→ **Exercise materials**:
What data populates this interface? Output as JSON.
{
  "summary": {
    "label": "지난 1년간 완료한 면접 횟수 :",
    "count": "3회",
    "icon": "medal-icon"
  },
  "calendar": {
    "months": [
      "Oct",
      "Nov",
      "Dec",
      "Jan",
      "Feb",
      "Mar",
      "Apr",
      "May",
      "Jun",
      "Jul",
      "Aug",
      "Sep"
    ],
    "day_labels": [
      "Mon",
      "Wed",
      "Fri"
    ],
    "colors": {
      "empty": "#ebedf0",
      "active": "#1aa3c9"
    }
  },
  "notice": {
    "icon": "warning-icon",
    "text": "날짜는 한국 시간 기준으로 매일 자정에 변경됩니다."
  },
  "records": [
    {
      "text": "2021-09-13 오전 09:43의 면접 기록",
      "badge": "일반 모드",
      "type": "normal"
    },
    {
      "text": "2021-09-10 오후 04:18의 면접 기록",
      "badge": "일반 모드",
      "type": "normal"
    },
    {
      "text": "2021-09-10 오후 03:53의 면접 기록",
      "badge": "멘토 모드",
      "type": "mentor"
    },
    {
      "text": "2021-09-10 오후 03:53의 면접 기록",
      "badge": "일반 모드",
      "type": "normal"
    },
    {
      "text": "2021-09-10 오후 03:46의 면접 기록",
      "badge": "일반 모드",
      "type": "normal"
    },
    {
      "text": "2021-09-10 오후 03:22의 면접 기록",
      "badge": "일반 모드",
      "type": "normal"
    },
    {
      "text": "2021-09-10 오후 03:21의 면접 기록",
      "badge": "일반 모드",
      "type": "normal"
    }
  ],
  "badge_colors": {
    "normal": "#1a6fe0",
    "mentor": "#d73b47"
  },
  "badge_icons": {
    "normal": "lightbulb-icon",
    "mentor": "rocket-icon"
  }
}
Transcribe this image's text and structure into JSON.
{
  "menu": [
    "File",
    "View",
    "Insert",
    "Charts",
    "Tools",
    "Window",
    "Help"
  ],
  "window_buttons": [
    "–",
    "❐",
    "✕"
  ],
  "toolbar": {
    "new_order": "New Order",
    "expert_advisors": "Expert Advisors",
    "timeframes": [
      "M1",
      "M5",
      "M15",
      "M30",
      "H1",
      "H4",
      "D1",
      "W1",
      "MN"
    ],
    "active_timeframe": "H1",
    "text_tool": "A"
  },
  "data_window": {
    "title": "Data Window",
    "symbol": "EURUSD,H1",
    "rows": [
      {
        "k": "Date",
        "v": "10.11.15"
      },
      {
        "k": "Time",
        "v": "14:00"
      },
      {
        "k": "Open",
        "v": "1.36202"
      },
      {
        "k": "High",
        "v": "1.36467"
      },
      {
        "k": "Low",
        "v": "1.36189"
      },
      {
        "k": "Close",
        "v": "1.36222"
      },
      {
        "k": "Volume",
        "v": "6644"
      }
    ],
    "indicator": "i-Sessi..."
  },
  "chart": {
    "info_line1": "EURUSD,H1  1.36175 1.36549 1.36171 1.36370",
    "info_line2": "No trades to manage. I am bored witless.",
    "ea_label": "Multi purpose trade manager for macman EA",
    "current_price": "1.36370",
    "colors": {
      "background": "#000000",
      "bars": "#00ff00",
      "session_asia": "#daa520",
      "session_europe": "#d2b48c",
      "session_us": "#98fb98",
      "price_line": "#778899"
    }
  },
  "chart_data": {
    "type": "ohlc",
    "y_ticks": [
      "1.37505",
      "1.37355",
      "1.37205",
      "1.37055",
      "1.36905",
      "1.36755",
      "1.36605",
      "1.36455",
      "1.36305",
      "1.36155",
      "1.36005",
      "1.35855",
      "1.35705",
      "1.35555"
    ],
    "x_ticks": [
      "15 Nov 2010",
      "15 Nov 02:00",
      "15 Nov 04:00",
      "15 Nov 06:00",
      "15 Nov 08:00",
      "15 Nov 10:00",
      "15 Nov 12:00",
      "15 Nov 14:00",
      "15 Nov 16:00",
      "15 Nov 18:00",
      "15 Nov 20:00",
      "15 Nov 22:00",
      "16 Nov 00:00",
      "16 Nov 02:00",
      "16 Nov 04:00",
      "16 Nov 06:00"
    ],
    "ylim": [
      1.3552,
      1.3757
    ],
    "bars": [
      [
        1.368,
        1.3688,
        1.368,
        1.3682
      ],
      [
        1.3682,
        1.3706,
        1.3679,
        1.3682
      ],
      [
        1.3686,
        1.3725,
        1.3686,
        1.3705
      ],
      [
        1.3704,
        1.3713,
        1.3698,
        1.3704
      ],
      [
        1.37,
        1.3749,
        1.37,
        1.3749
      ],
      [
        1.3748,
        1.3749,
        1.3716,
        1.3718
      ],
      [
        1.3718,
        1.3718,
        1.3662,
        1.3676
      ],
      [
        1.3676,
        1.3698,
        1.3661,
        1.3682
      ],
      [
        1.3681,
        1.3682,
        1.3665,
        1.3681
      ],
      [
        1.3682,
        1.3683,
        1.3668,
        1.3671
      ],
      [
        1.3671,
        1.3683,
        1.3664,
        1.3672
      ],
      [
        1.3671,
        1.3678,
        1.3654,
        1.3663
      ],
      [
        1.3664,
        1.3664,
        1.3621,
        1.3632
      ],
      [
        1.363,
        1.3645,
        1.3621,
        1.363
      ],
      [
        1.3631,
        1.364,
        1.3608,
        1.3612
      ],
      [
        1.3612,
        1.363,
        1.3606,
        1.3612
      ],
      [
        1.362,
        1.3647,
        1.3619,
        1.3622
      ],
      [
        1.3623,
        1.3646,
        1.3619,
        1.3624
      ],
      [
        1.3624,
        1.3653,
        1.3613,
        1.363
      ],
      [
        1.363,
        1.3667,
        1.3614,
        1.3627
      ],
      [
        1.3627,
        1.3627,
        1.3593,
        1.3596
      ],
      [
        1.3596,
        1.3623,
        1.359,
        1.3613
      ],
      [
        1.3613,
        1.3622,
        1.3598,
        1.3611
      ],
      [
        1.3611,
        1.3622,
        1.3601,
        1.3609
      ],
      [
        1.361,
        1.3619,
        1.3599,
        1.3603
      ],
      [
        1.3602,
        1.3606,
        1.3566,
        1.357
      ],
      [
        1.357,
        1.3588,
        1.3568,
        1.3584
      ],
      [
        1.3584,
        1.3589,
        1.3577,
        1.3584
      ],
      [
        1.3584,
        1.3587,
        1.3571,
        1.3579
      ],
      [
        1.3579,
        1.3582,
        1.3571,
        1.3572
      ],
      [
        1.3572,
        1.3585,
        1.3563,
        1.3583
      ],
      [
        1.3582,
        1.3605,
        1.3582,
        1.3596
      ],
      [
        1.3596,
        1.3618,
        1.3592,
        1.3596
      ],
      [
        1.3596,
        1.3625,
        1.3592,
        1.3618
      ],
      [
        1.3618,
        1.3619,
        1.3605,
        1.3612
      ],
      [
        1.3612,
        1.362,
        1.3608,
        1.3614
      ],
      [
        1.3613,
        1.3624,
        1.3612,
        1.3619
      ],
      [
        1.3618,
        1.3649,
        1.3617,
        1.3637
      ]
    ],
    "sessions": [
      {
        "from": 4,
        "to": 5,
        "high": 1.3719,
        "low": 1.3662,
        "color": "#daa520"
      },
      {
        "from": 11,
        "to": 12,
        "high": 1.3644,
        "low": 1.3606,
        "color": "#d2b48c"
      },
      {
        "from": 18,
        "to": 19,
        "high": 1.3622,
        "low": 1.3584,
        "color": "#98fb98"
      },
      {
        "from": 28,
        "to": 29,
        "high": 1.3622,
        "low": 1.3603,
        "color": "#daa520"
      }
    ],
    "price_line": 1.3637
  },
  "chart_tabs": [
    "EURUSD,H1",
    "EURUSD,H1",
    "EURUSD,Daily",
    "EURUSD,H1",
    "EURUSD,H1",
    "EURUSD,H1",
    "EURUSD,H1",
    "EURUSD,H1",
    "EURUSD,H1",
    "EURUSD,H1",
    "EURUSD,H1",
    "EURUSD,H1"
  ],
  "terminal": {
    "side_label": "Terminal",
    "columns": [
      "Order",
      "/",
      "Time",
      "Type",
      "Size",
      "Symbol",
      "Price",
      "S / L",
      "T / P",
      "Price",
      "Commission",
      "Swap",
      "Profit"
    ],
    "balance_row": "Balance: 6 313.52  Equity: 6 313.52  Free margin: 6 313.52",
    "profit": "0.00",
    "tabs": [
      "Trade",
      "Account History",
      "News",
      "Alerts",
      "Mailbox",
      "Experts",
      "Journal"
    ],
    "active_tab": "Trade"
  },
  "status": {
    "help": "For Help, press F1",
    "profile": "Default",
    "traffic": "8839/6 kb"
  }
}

→ **Task statement**: List the lines of the records where "JSON" occurs.

→ **Correct result**:
What data populates this interface? Output as JSON.
Transcribe this image's text and structure into JSON.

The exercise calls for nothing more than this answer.